Solitary confinement does little to rehabilitate inmates, is extremely expensive (where the average per-cell cost is $75,000), and exacerbates health problems — yet the American prison system is over-reliant on solitary confinement. In fact, a 2018 report found that, 61,000 individuals were being held in solitary confinement across the US. While the living conditions in such units are known to be associated with adverse health outcomes, we still don't understand the lifetime cardiovascular burden (i.e. the direct and indirect costs) associated with solitary confinement.
To explore the health consequences of solitary confinement, Brie Willams and her colleagues compared the lifetime cardiovascular health burden from solitary confinement, relative to those of inmates who were not held in isolation.
The researchers first looked into public data from a 2015 lawsuit. This data contained descriptions of hypertension diagnoses among two groups of men: individuals in the first group who were held in a prison’s solitary confinement “supermax” units (the “Supermax Unit Group”), while individuals in the second group were housed in regular, less-isolating maximum security units (the “Less Isolated Group”). Both groups’ levels of loneliness were measured with the UCLA Loneliness Scale.

• _Work instructions_
According to the solitary confinement passage, how many individuals were being held in solitary confinement across the US in the 2018 report? Rely only on the solitary confinement passage.

• _The data_
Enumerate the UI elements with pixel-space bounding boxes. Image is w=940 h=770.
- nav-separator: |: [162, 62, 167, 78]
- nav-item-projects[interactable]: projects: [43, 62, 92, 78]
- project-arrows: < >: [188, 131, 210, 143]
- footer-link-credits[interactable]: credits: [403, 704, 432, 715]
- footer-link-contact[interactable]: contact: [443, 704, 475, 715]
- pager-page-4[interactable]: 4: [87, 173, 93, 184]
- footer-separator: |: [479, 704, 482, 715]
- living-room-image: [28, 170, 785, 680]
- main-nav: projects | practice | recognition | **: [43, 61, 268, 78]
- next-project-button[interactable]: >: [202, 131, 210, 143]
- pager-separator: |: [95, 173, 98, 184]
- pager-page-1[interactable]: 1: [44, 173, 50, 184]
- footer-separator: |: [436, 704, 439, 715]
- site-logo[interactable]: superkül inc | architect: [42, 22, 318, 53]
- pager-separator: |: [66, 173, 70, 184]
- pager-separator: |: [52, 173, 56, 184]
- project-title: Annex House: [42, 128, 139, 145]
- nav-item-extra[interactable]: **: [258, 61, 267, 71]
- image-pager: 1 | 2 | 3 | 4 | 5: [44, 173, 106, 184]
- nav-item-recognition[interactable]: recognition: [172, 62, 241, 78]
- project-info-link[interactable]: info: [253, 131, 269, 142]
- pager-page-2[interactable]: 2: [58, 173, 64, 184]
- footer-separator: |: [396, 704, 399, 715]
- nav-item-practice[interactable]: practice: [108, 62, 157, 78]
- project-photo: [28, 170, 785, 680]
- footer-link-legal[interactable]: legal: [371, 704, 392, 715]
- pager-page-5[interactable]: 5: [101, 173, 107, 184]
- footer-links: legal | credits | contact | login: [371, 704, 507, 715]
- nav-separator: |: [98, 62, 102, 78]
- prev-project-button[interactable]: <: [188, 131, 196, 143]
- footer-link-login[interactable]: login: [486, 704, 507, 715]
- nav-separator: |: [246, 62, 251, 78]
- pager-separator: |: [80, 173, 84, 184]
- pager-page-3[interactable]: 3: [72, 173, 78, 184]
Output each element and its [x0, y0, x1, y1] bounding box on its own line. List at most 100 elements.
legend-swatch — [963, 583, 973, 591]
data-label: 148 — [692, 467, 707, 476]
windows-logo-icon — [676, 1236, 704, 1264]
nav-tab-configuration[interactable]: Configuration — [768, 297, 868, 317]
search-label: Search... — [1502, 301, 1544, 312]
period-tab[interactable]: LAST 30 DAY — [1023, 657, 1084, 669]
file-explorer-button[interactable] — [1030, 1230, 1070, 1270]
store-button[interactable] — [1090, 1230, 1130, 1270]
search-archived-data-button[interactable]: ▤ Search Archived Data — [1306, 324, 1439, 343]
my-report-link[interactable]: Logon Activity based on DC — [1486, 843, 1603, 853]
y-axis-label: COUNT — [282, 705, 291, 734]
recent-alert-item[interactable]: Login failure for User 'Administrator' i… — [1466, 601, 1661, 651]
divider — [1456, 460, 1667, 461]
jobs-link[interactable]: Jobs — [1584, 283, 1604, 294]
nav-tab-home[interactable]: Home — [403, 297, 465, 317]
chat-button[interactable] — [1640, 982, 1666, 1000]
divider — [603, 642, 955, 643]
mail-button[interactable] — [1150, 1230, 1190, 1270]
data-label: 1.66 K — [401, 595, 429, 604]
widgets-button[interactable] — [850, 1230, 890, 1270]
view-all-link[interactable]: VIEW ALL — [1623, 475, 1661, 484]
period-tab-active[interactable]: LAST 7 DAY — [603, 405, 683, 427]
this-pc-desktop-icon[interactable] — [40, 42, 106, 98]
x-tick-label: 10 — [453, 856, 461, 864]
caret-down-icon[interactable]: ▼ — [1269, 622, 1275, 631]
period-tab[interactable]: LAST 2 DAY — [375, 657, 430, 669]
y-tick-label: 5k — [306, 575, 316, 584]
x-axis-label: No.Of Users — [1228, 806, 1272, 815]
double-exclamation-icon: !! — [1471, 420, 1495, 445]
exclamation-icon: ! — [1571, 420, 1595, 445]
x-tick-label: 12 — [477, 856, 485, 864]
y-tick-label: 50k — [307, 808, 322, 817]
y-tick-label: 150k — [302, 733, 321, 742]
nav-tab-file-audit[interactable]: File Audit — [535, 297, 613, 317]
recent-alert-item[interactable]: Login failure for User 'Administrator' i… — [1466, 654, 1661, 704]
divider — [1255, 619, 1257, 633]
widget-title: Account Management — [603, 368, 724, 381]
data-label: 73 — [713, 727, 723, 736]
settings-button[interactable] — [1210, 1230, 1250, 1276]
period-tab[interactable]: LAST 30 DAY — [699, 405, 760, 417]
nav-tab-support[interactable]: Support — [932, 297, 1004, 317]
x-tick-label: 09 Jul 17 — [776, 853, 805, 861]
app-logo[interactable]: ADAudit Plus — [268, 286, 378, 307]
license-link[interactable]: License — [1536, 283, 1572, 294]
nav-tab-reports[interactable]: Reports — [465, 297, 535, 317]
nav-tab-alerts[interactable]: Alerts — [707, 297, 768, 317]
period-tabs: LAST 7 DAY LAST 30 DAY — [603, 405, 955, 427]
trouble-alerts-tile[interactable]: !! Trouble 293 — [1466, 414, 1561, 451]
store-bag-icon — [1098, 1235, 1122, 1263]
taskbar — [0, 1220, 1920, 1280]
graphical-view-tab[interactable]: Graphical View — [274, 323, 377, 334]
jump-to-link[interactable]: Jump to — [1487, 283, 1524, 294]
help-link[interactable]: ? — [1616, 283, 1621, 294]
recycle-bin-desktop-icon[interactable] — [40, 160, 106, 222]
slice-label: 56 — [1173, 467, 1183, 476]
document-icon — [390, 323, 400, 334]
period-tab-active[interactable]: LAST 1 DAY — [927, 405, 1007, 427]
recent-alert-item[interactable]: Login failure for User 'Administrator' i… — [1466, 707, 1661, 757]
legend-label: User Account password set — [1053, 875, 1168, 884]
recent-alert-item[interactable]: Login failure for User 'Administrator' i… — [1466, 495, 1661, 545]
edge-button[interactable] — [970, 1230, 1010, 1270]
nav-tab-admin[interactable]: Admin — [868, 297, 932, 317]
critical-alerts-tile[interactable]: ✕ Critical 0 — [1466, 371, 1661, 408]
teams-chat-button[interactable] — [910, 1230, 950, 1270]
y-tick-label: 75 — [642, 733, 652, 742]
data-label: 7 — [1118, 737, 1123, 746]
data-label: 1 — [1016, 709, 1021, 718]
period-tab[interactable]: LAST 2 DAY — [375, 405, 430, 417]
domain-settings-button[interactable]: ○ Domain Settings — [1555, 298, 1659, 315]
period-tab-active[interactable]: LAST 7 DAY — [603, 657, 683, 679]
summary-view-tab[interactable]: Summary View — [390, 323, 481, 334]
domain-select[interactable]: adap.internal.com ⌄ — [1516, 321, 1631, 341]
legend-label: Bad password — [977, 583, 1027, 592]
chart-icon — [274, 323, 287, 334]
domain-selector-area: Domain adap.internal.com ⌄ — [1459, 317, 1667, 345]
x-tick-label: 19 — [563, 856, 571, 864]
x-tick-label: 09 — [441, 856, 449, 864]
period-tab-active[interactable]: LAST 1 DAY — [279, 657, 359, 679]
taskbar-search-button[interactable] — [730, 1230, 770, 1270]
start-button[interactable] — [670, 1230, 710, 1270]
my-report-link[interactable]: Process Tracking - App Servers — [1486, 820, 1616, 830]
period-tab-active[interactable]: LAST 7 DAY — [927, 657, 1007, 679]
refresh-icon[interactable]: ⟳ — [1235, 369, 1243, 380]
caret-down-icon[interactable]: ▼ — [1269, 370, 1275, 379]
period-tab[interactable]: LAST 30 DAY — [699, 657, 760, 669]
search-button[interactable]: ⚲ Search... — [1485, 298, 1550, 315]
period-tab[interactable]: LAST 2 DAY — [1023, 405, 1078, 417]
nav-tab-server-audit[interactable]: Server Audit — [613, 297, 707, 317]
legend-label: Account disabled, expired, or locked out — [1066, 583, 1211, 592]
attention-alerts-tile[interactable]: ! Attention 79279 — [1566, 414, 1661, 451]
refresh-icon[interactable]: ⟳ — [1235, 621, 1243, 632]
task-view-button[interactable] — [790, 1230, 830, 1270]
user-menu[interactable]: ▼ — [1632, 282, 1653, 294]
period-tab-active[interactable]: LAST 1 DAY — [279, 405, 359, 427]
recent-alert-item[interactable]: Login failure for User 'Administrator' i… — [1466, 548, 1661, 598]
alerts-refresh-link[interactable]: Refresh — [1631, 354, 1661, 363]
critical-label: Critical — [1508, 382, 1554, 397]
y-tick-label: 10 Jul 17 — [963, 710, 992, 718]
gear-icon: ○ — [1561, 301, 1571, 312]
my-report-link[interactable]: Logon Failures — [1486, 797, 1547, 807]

• _Answer area_
61,000 individuals.